## Goal
Search the material below for the word "body" and copy every line in which it occurs.

::::::::::

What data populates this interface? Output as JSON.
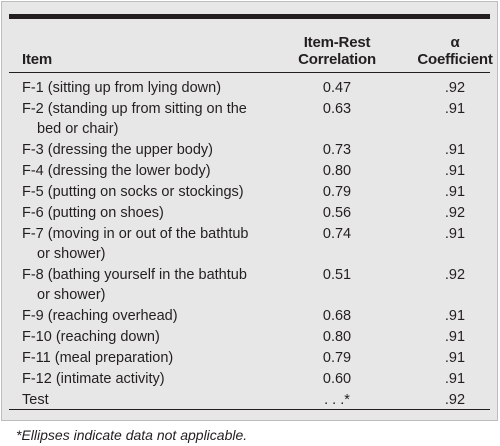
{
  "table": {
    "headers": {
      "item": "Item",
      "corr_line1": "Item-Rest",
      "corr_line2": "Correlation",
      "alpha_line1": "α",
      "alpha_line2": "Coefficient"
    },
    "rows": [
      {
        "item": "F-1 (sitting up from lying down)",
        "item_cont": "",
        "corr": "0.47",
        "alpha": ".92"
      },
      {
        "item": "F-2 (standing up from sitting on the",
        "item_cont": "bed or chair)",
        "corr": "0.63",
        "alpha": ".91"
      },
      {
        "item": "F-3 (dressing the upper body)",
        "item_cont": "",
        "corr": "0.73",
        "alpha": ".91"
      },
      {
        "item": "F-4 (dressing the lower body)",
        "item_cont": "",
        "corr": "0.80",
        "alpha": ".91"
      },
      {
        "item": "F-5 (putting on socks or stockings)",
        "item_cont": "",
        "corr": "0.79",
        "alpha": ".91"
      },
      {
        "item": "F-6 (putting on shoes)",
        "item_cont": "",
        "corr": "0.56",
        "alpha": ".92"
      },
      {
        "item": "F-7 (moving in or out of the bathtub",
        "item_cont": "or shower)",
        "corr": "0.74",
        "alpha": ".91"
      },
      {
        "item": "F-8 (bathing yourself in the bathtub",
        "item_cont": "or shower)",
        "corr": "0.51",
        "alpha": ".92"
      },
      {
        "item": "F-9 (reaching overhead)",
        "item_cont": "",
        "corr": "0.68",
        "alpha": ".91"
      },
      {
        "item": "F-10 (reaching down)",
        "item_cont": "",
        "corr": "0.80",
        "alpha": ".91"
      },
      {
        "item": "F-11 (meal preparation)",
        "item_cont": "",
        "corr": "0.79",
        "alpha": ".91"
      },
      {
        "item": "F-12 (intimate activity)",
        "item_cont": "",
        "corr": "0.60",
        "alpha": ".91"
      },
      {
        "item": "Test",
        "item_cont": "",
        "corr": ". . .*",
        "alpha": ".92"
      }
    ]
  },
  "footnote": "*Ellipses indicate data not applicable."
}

::::::::::

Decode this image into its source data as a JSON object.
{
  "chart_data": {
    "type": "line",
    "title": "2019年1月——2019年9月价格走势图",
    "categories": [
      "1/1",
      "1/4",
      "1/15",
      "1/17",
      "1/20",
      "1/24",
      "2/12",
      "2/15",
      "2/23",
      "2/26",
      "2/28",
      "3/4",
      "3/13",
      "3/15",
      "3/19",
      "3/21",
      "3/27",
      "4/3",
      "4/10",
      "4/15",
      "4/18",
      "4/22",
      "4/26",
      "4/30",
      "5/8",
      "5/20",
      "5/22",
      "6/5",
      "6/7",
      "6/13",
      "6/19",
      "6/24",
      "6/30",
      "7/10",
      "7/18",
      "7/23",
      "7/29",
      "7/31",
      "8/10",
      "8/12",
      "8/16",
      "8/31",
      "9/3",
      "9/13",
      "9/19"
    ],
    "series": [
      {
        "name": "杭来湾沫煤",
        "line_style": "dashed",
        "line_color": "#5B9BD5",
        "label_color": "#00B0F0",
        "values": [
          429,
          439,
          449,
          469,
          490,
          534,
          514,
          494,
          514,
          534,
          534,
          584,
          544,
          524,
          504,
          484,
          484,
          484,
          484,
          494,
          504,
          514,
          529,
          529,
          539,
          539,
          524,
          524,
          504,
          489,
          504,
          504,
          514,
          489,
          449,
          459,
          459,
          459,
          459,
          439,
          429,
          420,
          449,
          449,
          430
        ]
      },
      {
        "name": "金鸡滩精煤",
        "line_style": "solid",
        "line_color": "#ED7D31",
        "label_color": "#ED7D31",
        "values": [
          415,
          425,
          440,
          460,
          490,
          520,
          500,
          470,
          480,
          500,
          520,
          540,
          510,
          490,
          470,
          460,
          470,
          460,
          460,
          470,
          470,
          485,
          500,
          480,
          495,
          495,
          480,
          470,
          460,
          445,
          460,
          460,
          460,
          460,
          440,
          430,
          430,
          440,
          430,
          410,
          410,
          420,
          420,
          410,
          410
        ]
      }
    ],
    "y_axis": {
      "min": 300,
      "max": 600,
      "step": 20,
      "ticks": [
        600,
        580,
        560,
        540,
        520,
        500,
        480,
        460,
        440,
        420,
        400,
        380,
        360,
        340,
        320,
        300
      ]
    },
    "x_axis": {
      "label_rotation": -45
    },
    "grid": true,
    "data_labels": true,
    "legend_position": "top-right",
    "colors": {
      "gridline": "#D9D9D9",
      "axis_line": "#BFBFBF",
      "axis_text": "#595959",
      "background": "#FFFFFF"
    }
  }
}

::::::::::

## Exercise solution
        "item": "F-3 (dressing the upper body)",
        "item": "F-4 (dressing the lower body)",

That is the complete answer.